▸ **WRITTEN EXERCISE**: Below are some records; return each one exactly.

▸ **TASK DATA**:

* Start *

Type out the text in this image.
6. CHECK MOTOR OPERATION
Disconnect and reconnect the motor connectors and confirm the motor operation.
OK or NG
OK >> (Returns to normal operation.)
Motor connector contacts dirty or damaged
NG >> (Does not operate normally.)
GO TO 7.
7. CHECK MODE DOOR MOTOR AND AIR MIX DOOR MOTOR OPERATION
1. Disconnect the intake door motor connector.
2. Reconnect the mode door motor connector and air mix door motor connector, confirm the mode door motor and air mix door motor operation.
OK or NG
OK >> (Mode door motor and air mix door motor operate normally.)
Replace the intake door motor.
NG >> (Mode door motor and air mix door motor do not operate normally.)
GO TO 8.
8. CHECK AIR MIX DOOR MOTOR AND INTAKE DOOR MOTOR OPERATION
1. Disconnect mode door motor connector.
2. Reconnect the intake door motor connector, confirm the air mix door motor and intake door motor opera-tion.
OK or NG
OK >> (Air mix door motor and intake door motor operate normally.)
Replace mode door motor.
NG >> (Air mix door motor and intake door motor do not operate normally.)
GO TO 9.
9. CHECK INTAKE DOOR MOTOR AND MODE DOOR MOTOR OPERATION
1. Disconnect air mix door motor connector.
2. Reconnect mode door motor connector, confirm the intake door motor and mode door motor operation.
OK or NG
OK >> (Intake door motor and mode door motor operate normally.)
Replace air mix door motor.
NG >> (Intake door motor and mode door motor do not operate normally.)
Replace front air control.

* End *

▸ **WRITTEN REPLY**:
Type out the text in this image.
6. CHECK MOTOR OPERATION
Disconnect and reconnect the motor connectors and confirm the motor operation.
OK or NG
OK >> (Returns to normal operation.)
Motor connector contacts dirty or damaged
NG >> (Does not operate normally.)
GO TO 7.
7. CHECK MODE DOOR MOTOR AND AIR MIX DOOR MOTOR OPERATION
1. Disconnect the intake door motor connector.
2. Reconnect the mode door motor connector and air mix door motor connector, confirm the mode door motor and air mix door motor operation.
OK or NG
OK >> (Mode door motor and air mix door motor operate normally.)
Replace the intake door motor.
NG >> (Mode door motor and air mix door motor do not operate normally.)
GO TO 8.
8. CHECK AIR MIX DOOR MOTOR AND INTAKE DOOR MOTOR OPERATION
1. Disconnect mode door motor connector.
2. Reconnect the intake door motor connector, confirm the air mix door motor and intake door motor opera-tion.
OK or NG
OK >> (Air mix door motor and intake door motor operate normally.)
Replace mode door motor.
NG >> (Air mix door motor and intake door motor do not operate normally.)
GO TO 9.
9. CHECK INTAKE DOOR MOTOR AND MODE DOOR MOTOR OPERATION
1. Disconnect air mix door motor connector.
2. Reconnect mode door motor connector, confirm the intake door motor and mode door motor operation.
OK or NG
OK >> (Intake door motor and mode door motor operate normally.)
Replace air mix door motor.
NG >> (Intake door motor and mode door motor do not operate normally.)
Replace front air control.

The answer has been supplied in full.